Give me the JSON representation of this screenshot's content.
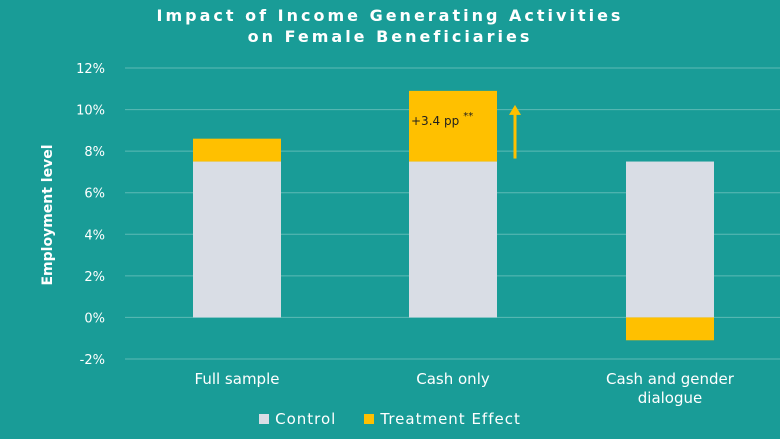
{
  "chart_data": {
    "type": "bar",
    "stacked": true,
    "title": [
      "Impact of Income Generating Activities",
      "on Female Beneficiaries"
    ],
    "xlabel": "",
    "ylabel": "Employment level",
    "ylim": [
      -0.02,
      0.12
    ],
    "yticks": [
      -0.02,
      0,
      0.02,
      0.04,
      0.06,
      0.08,
      0.1,
      0.12
    ],
    "ytick_labels": [
      "-2%",
      "0%",
      "2%",
      "4%",
      "6%",
      "8%",
      "10%",
      "12%"
    ],
    "grid": true,
    "categories": [
      "Full sample",
      "Cash only",
      "Cash and gender dialogue"
    ],
    "category_lines": [
      [
        "Full sample"
      ],
      [
        "Cash only"
      ],
      [
        "Cash and gender",
        "dialogue"
      ]
    ],
    "series": [
      {
        "name": "Control",
        "values": [
          0.075,
          0.075,
          0.075
        ]
      },
      {
        "name": "Treatment Effect",
        "values": [
          0.011,
          0.034,
          -0.011
        ]
      }
    ],
    "annotations": [
      {
        "category": "Cash only",
        "text": "+3.4 pp",
        "superscript": "**"
      }
    ],
    "legend_position": "bottom"
  },
  "colors": {
    "background": "#199c97",
    "Control": "#d9dde5",
    "Treatment Effect": "#ffc000",
    "gridline": "#5dbab5",
    "arrow": "#ffc000"
  }
}
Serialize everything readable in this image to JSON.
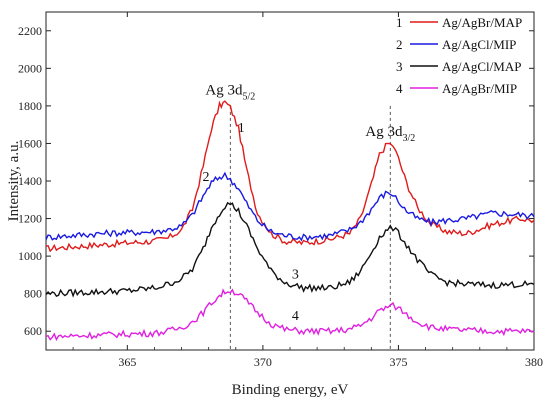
{
  "chart_data": {
    "type": "line",
    "xlabel": "Binding energy, eV",
    "ylabel": "Intensity, a.u.",
    "xlim": [
      362,
      380
    ],
    "ylim": [
      500,
      2300
    ],
    "xticks": [
      365,
      370,
      375,
      380
    ],
    "yticks": [
      600,
      800,
      1000,
      1200,
      1400,
      1600,
      1800,
      2000,
      2200
    ],
    "grid": false,
    "legend_position": "top-right",
    "annotations": [
      {
        "main": "Ag 3d",
        "sub": "5/2",
        "x": 368.8,
        "y": 1860
      },
      {
        "main": "Ag 3d",
        "sub": "3/2",
        "x": 374.7,
        "y": 1640
      }
    ],
    "reference_lines": [
      368.8,
      374.7
    ],
    "series": [
      {
        "label_number": "1",
        "name": "Ag/AgBr/MAP",
        "color": "#e01b1b",
        "x": [
          362,
          363,
          364,
          365,
          366,
          366.5,
          367,
          367.4,
          367.8,
          368.1,
          368.4,
          368.6,
          368.8,
          369.1,
          369.4,
          369.8,
          370.3,
          370.8,
          371.5,
          372.5,
          373.2,
          373.6,
          374.0,
          374.3,
          374.6,
          374.8,
          375.0,
          375.3,
          375.7,
          376.2,
          376.8,
          377.5,
          378.5,
          379.5,
          380
        ],
        "y": [
          1040,
          1050,
          1060,
          1070,
          1080,
          1095,
          1140,
          1250,
          1480,
          1680,
          1800,
          1820,
          1790,
          1680,
          1460,
          1230,
          1120,
          1080,
          1070,
          1090,
          1120,
          1200,
          1380,
          1540,
          1600,
          1590,
          1520,
          1390,
          1260,
          1170,
          1130,
          1120,
          1170,
          1200,
          1190
        ]
      },
      {
        "label_number": "2",
        "name": "Ag/AgCl/MIP",
        "color": "#1a1ae0",
        "x": [
          362,
          363,
          364,
          365,
          366,
          366.5,
          367,
          367.4,
          367.8,
          368.1,
          368.4,
          368.6,
          368.8,
          369.1,
          369.4,
          369.8,
          370.3,
          370.8,
          371.5,
          372.5,
          373.2,
          373.6,
          374.0,
          374.3,
          374.6,
          374.8,
          375.0,
          375.3,
          375.7,
          376.2,
          376.8,
          377.5,
          378.5,
          379.5,
          380
        ],
        "y": [
          1100,
          1110,
          1120,
          1125,
          1130,
          1140,
          1160,
          1220,
          1320,
          1390,
          1420,
          1430,
          1410,
          1360,
          1280,
          1190,
          1130,
          1110,
          1100,
          1110,
          1140,
          1180,
          1250,
          1310,
          1340,
          1330,
          1290,
          1240,
          1200,
          1180,
          1190,
          1200,
          1230,
          1220,
          1210
        ]
      },
      {
        "label_number": "3",
        "name": "Ag/AgCl/MAP",
        "color": "#111111",
        "x": [
          362,
          363,
          364,
          365,
          366,
          366.5,
          367,
          367.4,
          367.8,
          368.1,
          368.4,
          368.6,
          368.8,
          369.1,
          369.4,
          369.8,
          370.3,
          370.8,
          371.5,
          372.5,
          373.2,
          373.6,
          374.0,
          374.3,
          374.6,
          374.8,
          375.0,
          375.3,
          375.7,
          376.2,
          376.8,
          377.5,
          378.5,
          379.5,
          380
        ],
        "y": [
          800,
          805,
          810,
          815,
          830,
          850,
          880,
          930,
          1040,
          1150,
          1230,
          1270,
          1280,
          1240,
          1160,
          1040,
          920,
          860,
          830,
          830,
          860,
          920,
          1020,
          1100,
          1140,
          1150,
          1120,
          1060,
          980,
          900,
          860,
          850,
          845,
          850,
          850
        ]
      },
      {
        "label_number": "4",
        "name": "Ag/AgBr/MIP",
        "color": "#e020e0",
        "x": [
          362,
          363,
          364,
          365,
          366,
          366.5,
          367,
          367.4,
          367.8,
          368.1,
          368.4,
          368.6,
          368.8,
          369.1,
          369.4,
          369.8,
          370.3,
          370.8,
          371.5,
          372.5,
          373.2,
          373.6,
          374.0,
          374.3,
          374.6,
          374.8,
          375.0,
          375.3,
          375.7,
          376.2,
          376.8,
          377.5,
          378.5,
          379.5,
          380
        ],
        "y": [
          570,
          575,
          580,
          585,
          590,
          600,
          620,
          650,
          700,
          750,
          790,
          810,
          820,
          800,
          760,
          700,
          640,
          610,
          600,
          600,
          610,
          630,
          670,
          710,
          730,
          735,
          725,
          690,
          650,
          620,
          610,
          605,
          600,
          600,
          600
        ]
      }
    ],
    "curve_labels": [
      {
        "number": "1",
        "x": 369.2,
        "y": 1660
      },
      {
        "number": "2",
        "x": 367.9,
        "y": 1400
      },
      {
        "number": "3",
        "x": 371.2,
        "y": 880
      },
      {
        "number": "4",
        "x": 371.2,
        "y": 660
      }
    ]
  }
}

____

» **EXERCISE INSTRUCTIONS**: Where a line in the material contains "only", copy that line.

» **CORRECT RESPONSE**:
      "Cash only",
        "Cash only"
        "category": "Cash only",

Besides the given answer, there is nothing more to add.